BEGIN Records provided
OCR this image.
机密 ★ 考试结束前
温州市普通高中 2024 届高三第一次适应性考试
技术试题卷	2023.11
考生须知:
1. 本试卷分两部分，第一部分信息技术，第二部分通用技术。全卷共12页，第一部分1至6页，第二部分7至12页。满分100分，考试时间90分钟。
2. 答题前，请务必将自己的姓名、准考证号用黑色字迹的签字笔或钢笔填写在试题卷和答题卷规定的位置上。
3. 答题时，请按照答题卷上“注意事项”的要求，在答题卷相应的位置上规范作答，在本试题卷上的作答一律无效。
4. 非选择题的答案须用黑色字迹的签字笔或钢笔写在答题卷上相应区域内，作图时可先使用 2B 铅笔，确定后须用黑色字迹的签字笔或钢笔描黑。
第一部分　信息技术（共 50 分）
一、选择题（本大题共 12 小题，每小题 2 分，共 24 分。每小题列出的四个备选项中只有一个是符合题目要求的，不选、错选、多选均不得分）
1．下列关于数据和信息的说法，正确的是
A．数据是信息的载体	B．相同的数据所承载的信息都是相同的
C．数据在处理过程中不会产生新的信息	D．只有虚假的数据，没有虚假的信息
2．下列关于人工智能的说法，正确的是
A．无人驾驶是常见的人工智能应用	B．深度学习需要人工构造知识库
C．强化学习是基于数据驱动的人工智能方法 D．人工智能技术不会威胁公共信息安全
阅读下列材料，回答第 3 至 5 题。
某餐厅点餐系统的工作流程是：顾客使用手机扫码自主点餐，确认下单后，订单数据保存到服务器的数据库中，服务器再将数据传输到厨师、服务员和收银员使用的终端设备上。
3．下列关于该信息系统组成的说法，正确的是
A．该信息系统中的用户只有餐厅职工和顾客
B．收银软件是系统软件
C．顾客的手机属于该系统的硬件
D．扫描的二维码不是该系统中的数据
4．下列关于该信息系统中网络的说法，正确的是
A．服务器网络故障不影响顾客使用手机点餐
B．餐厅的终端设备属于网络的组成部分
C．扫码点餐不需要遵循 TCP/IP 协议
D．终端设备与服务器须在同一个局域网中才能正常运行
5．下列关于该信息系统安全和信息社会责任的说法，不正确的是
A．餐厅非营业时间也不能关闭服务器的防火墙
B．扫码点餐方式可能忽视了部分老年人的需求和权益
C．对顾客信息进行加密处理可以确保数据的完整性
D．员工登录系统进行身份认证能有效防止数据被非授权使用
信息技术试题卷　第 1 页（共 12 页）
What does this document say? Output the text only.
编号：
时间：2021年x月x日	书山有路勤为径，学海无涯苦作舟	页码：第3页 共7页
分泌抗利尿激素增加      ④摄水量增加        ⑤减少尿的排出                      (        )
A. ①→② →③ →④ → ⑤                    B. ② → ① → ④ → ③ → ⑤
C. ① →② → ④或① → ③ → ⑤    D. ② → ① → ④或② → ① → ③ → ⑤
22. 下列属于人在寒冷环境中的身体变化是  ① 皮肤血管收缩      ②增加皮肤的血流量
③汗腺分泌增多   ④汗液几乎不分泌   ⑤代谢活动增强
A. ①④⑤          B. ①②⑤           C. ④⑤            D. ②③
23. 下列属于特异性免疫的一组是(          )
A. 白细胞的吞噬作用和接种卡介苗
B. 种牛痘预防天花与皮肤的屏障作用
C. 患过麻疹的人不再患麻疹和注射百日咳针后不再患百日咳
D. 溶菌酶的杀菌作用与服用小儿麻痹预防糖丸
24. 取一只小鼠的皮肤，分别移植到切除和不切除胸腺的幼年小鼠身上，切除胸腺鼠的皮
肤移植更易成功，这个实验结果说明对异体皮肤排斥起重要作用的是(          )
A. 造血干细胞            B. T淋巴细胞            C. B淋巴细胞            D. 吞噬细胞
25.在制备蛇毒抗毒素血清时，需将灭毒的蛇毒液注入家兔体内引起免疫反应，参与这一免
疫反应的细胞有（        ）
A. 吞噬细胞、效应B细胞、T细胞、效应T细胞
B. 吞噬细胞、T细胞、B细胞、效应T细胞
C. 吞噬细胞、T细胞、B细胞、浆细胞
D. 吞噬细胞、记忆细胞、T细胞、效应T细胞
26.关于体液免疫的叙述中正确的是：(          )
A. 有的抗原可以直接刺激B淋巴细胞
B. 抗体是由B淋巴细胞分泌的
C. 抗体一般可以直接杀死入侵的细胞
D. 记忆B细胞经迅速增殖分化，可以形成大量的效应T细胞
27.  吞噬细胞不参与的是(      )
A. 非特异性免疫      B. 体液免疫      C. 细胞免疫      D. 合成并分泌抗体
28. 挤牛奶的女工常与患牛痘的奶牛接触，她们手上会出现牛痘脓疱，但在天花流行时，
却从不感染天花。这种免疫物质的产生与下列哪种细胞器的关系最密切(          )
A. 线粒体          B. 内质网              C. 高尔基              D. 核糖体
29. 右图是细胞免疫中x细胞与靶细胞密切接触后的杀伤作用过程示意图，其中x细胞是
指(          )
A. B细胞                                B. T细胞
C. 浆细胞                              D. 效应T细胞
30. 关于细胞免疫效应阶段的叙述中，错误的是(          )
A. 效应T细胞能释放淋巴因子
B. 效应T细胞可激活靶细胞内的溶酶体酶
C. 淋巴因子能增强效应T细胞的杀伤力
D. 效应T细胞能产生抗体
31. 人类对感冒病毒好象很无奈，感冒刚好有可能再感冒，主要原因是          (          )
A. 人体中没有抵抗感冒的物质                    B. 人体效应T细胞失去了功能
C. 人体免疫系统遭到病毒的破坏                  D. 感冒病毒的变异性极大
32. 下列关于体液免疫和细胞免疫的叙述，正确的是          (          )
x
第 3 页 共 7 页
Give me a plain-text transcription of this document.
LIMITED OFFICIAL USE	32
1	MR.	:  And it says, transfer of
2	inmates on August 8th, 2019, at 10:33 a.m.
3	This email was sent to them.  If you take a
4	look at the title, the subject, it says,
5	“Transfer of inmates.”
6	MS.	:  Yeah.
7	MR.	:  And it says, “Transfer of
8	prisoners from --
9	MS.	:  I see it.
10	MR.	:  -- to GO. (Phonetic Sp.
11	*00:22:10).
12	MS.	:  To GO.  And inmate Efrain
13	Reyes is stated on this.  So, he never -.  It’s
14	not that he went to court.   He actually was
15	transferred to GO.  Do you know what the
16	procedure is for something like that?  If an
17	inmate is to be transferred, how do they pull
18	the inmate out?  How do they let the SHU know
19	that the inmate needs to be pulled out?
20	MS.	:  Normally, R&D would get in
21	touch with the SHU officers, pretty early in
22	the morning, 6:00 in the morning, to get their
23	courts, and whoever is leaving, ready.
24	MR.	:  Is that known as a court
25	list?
END Records provided
◆ Written exercise
Transcribe every line of the data, exactly as it stands.

◆ Solution below
OCR this image.
机密 ★ 考试结束前
温州市普通高中 2024 届高三第一次适应性考试
技术试题卷	2023.11
考生须知:
1. 本试卷分两部分，第一部分信息技术，第二部分通用技术。全卷共12页，第一部分1至6页，第二部分7至12页。满分100分，考试时间90分钟。
2. 答题前，请务必将自己的姓名、准考证号用黑色字迹的签字笔或钢笔填写在试题卷和答题卷规定的位置上。
3. 答题时，请按照答题卷上“注意事项”的要求，在答题卷相应的位置上规范作答，在本试题卷上的作答一律无效。
4. 非选择题的答案须用黑色字迹的签字笔或钢笔写在答题卷上相应区域内，作图时可先使用 2B 铅笔，确定后须用黑色字迹的签字笔或钢笔描黑。
第一部分　信息技术（共 50 分）
一、选择题（本大题共 12 小题，每小题 2 分，共 24 分。每小题列出的四个备选项中只有一个是符合题目要求的，不选、错选、多选均不得分）
1．下列关于数据和信息的说法，正确的是
A．数据是信息的载体	B．相同的数据所承载的信息都是相同的
C．数据在处理过程中不会产生新的信息	D．只有虚假的数据，没有虚假的信息
2．下列关于人工智能的说法，正确的是
A．无人驾驶是常见的人工智能应用	B．深度学习需要人工构造知识库
C．强化学习是基于数据驱动的人工智能方法 D．人工智能技术不会威胁公共信息安全
阅读下列材料，回答第 3 至 5 题。
某餐厅点餐系统的工作流程是：顾客使用手机扫码自主点餐，确认下单后，订单数据保存到服务器的数据库中，服务器再将数据传输到厨师、服务员和收银员使用的终端设备上。
3．下列关于该信息系统组成的说法，正确的是
A．该信息系统中的用户只有餐厅职工和顾客
B．收银软件是系统软件
C．顾客的手机属于该系统的硬件
D．扫描的二维码不是该系统中的数据
4．下列关于该信息系统中网络的说法，正确的是
A．服务器网络故障不影响顾客使用手机点餐
B．餐厅的终端设备属于网络的组成部分
C．扫码点餐不需要遵循 TCP/IP 协议
D．终端设备与服务器须在同一个局域网中才能正常运行
5．下列关于该信息系统安全和信息社会责任的说法，不正确的是
A．餐厅非营业时间也不能关闭服务器的防火墙
B．扫码点餐方式可能忽视了部分老年人的需求和权益
C．对顾客信息进行加密处理可以确保数据的完整性
D．员工登录系统进行身份认证能有效防止数据被非授权使用
信息技术试题卷　第 1 页（共 12 页）
What does this document say? Output the text only.
编号：
时间：2021年x月x日	书山有路勤为径，学海无涯苦作舟	页码：第3页 共7页
分泌抗利尿激素增加      ④摄水量增加        ⑤减少尿的排出                      (        )
A. ①→② →③ →④ → ⑤                    B. ② → ① → ④ → ③ → ⑤
C. ① →② → ④或① → ③ → ⑤    D. ② → ① → ④或② → ① → ③ → ⑤
22. 下列属于人在寒冷环境中的身体变化是  ① 皮肤血管收缩      ②增加皮肤的血流量
③汗腺分泌增多   ④汗液几乎不分泌   ⑤代谢活动增强
A. ①④⑤          B. ①②⑤           C. ④⑤            D. ②③
23. 下列属于特异性免疫的一组是(          )
A. 白细胞的吞噬作用和接种卡介苗
B. 种牛痘预防天花与皮肤的屏障作用
C. 患过麻疹的人不再患麻疹和注射百日咳针后不再患百日咳
D. 溶菌酶的杀菌作用与服用小儿麻痹预防糖丸
24. 取一只小鼠的皮肤，分别移植到切除和不切除胸腺的幼年小鼠身上，切除胸腺鼠的皮
肤移植更易成功，这个实验结果说明对异体皮肤排斥起重要作用的是(          )
A. 造血干细胞            B. T淋巴细胞            C. B淋巴细胞            D. 吞噬细胞
25.在制备蛇毒抗毒素血清时，需将灭毒的蛇毒液注入家兔体内引起免疫反应，参与这一免
疫反应的细胞有（        ）
A. 吞噬细胞、效应B细胞、T细胞、效应T细胞
B. 吞噬细胞、T细胞、B细胞、效应T细胞
C. 吞噬细胞、T细胞、B细胞、浆细胞
D. 吞噬细胞、记忆细胞、T细胞、效应T细胞
26.关于体液免疫的叙述中正确的是：(          )
A. 有的抗原可以直接刺激B淋巴细胞
B. 抗体是由B淋巴细胞分泌的
C. 抗体一般可以直接杀死入侵的细胞
D. 记忆B细胞经迅速增殖分化，可以形成大量的效应T细胞
27.  吞噬细胞不参与的是(      )
A. 非特异性免疫      B. 体液免疫      C. 细胞免疫      D. 合成并分泌抗体
28. 挤牛奶的女工常与患牛痘的奶牛接触，她们手上会出现牛痘脓疱，但在天花流行时，
却从不感染天花。这种免疫物质的产生与下列哪种细胞器的关系最密切(          )
A. 线粒体          B. 内质网              C. 高尔基              D. 核糖体
29. 右图是细胞免疫中x细胞与靶细胞密切接触后的杀伤作用过程示意图，其中x细胞是
指(          )
A. B细胞                                B. T细胞
C. 浆细胞                              D. 效应T细胞
30. 关于细胞免疫效应阶段的叙述中，错误的是(          )
A. 效应T细胞能释放淋巴因子
B. 效应T细胞可激活靶细胞内的溶酶体酶
C. 淋巴因子能增强效应T细胞的杀伤力
D. 效应T细胞能产生抗体
31. 人类对感冒病毒好象很无奈，感冒刚好有可能再感冒，主要原因是          (          )
A. 人体中没有抵抗感冒的物质                    B. 人体效应T细胞失去了功能
C. 人体免疫系统遭到病毒的破坏                  D. 感冒病毒的变异性极大
32. 下列关于体液免疫和细胞免疫的叙述，正确的是          (          )
x
第 3 页 共 7 页
Give me a plain-text transcription of this document.
LIMITED OFFICIAL USE	32
1	MR.	:  And it says, transfer of
2	inmates on August 8th, 2019, at 10:33 a.m.
3	This email was sent to them.  If you take a
4	look at the title, the subject, it says,
5	“Transfer of inmates.”
6	MS.	:  Yeah.
7	MR.	:  And it says, “Transfer of
8	prisoners from --
9	MS.	:  I see it.
10	MR.	:  -- to GO. (Phonetic Sp.
11	*00:22:10).
12	MS.	:  To GO.  And inmate Efrain
13	Reyes is stated on this.  So, he never -.  It’s
14	not that he went to court.   He actually was
15	transferred to GO.  Do you know what the
16	procedure is for something like that?  If an
17	inmate is to be transferred, how do they pull
18	the inmate out?  How do they let the SHU know
19	that the inmate needs to be pulled out?
20	MS.	:  Normally, R&D would get in
21	touch with the SHU officers, pretty early in
22	the morning, 6:00 in the morning, to get their
23	courts, and whoever is leaving, ready.
24	MR.	:  Is that known as a court
25	list?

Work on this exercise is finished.